# What to work on
Collect from the data below each line with "text".
===
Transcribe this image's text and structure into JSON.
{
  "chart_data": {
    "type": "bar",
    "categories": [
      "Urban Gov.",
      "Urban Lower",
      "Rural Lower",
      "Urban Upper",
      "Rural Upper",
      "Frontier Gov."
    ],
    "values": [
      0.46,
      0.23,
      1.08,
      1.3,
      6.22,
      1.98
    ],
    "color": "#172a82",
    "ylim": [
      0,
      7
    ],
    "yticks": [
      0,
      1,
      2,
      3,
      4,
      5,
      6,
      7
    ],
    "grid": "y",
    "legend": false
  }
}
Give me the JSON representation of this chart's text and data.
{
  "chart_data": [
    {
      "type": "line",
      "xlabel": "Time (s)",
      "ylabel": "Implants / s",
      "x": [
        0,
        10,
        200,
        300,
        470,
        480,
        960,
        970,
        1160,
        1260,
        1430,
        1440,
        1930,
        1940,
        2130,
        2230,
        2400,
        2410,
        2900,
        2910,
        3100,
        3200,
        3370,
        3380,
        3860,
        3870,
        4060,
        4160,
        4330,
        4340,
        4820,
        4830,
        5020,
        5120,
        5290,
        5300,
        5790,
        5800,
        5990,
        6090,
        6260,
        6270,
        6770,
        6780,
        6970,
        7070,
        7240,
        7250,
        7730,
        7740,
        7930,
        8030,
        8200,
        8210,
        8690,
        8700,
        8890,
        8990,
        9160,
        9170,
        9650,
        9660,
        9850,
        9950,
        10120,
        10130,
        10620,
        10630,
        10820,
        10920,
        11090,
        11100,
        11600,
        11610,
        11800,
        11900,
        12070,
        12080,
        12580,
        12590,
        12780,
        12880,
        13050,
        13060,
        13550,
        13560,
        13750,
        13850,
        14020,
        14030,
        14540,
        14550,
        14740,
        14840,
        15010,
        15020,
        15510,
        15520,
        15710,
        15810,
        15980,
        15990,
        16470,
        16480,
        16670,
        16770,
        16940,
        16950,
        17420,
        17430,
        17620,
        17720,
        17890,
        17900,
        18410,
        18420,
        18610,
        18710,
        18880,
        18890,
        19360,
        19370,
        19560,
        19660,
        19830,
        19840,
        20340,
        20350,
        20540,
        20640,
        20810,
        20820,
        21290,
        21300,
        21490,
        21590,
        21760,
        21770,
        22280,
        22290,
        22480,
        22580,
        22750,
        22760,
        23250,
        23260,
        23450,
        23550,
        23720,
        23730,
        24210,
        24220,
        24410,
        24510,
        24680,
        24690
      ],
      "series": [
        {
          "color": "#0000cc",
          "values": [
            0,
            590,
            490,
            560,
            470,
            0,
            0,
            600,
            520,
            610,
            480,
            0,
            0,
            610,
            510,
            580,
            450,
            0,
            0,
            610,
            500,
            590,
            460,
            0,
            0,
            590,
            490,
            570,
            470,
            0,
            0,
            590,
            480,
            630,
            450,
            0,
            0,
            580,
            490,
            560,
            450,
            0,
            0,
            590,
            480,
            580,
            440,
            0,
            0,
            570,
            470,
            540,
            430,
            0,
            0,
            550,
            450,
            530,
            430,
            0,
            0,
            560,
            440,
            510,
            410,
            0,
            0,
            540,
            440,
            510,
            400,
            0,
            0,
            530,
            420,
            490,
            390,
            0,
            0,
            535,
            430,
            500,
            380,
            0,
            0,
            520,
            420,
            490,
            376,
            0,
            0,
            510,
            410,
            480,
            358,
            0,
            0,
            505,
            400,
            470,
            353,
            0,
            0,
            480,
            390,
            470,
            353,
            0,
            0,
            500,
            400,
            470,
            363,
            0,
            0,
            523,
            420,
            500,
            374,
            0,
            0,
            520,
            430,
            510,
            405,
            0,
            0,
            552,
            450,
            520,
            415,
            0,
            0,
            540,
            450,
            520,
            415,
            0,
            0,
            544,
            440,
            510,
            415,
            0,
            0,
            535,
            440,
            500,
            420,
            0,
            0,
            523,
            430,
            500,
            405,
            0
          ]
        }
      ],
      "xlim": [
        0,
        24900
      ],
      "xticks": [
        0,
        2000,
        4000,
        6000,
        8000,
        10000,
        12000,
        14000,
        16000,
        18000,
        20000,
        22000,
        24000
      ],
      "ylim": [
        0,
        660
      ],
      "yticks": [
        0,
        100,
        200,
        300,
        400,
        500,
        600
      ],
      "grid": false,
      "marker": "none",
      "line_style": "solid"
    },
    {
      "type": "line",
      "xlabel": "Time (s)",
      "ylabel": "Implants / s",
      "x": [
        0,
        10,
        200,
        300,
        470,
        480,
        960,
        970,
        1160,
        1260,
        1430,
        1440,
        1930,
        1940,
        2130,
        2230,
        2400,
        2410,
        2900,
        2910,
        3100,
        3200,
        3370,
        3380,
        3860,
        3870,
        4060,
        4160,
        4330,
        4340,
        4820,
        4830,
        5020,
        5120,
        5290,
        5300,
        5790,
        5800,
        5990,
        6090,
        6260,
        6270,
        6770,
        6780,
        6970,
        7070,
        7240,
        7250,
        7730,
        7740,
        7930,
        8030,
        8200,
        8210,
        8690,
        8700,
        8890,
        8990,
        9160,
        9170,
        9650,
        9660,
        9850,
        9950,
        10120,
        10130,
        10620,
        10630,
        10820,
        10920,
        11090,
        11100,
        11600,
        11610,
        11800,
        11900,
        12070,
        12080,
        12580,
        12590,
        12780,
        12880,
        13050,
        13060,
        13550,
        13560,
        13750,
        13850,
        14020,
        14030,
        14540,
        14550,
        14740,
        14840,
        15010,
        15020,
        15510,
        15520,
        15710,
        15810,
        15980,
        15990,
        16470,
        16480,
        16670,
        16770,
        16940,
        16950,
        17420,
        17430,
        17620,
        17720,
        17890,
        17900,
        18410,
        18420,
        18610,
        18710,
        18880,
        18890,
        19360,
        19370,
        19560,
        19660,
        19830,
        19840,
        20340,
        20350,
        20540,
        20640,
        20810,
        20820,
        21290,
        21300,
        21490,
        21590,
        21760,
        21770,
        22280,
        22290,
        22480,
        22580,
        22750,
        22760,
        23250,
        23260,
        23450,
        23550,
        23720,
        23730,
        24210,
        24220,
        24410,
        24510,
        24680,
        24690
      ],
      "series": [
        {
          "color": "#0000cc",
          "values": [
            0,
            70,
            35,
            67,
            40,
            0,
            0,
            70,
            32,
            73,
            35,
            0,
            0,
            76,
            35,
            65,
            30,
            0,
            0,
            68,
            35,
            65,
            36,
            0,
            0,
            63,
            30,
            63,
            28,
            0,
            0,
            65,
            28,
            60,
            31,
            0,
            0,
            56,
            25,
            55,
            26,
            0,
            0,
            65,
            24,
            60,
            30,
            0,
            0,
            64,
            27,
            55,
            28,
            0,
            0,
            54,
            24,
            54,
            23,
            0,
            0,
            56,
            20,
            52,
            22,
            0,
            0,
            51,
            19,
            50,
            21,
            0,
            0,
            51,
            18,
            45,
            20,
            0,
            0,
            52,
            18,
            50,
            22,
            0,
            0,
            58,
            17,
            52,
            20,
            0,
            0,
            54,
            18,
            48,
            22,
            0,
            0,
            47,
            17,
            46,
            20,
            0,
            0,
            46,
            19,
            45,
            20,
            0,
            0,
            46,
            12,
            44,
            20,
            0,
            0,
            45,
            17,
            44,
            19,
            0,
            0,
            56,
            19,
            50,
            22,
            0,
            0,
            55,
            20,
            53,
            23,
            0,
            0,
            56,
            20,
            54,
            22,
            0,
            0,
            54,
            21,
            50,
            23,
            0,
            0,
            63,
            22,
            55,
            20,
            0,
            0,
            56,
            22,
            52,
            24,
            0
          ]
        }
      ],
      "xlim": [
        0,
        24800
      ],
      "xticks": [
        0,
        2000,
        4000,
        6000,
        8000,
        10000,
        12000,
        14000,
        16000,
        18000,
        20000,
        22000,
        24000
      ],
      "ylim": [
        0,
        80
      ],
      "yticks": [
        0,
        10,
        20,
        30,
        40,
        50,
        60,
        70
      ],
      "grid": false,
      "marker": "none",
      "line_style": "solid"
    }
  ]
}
===
# Complete response
Transcribe this image's text and structure into JSON.
Give me the JSON representation of this chart's text and data.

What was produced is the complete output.